» Short exercise:
Go through the listing beneath this task and return every line that carries the string "title".

» Data records:
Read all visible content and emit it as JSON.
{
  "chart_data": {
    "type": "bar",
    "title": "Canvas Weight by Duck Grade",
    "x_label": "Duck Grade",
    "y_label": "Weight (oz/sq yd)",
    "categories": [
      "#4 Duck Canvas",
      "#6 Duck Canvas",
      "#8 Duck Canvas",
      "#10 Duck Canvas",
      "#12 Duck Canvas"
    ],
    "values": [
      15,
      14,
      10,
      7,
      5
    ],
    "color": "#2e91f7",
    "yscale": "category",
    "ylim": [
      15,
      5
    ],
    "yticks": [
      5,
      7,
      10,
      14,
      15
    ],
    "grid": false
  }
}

* * *

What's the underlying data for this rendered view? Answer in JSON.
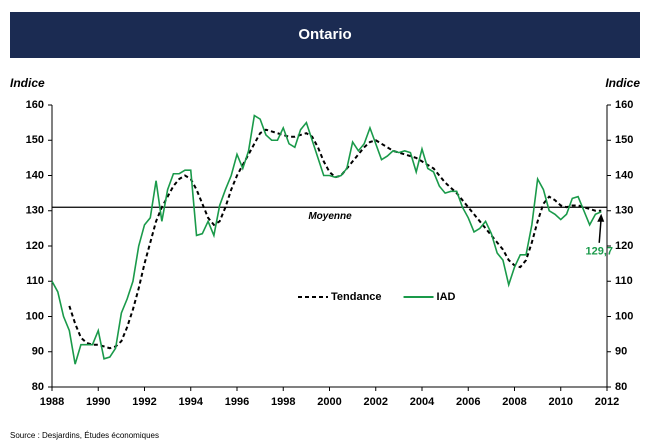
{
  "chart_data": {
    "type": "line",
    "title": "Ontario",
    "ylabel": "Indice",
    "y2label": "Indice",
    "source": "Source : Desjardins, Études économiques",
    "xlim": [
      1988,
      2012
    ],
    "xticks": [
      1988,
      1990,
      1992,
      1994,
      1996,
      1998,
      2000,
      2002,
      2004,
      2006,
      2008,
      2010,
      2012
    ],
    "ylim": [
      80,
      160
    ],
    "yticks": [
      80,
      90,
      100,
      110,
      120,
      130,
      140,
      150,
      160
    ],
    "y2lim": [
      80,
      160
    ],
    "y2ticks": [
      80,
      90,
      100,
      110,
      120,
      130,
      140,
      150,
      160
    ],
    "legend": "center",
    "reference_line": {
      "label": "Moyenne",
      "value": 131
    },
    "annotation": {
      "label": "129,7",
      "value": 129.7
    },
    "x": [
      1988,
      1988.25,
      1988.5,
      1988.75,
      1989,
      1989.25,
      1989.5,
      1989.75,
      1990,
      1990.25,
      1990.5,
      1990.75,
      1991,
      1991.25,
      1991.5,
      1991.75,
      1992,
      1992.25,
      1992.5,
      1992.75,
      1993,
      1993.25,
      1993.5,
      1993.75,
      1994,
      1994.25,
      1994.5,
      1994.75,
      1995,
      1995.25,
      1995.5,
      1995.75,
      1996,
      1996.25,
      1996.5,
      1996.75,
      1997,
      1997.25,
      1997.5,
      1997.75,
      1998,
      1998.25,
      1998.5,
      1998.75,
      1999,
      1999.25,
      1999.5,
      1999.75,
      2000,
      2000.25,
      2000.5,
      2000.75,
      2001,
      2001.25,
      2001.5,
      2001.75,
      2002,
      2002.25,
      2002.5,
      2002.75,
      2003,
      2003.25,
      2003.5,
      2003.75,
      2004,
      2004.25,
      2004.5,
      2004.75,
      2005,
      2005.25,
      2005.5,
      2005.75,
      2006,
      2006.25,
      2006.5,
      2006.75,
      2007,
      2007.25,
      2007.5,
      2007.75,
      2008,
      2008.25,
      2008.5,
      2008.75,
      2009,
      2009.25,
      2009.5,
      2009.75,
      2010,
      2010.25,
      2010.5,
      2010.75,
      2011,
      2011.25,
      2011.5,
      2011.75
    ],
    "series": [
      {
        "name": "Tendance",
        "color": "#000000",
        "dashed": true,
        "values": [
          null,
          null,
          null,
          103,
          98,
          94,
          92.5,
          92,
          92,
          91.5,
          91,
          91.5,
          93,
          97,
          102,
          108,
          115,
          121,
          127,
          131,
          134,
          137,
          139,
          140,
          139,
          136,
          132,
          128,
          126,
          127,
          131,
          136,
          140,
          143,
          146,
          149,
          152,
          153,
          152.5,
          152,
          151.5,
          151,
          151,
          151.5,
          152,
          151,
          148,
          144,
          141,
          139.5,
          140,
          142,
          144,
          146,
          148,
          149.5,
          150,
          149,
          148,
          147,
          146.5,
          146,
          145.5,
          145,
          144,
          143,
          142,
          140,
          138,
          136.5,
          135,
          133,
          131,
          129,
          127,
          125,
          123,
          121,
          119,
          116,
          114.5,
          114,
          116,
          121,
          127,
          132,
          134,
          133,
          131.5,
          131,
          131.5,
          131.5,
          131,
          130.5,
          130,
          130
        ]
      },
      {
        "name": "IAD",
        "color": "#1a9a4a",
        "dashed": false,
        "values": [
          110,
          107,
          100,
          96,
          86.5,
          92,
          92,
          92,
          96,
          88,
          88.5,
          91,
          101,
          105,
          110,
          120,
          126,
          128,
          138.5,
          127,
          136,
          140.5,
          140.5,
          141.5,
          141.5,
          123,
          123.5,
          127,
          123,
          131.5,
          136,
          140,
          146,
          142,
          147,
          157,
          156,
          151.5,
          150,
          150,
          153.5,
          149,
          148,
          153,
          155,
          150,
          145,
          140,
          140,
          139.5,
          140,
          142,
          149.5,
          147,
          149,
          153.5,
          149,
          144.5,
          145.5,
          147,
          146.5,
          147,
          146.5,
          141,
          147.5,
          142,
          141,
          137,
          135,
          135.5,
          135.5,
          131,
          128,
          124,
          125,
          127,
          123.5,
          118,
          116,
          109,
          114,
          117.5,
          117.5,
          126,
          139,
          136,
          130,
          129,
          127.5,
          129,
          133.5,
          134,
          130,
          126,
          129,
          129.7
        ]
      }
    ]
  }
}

» Solution:
    "title": "Canvas Weight by Duck Grade",
    "title": "Ontario",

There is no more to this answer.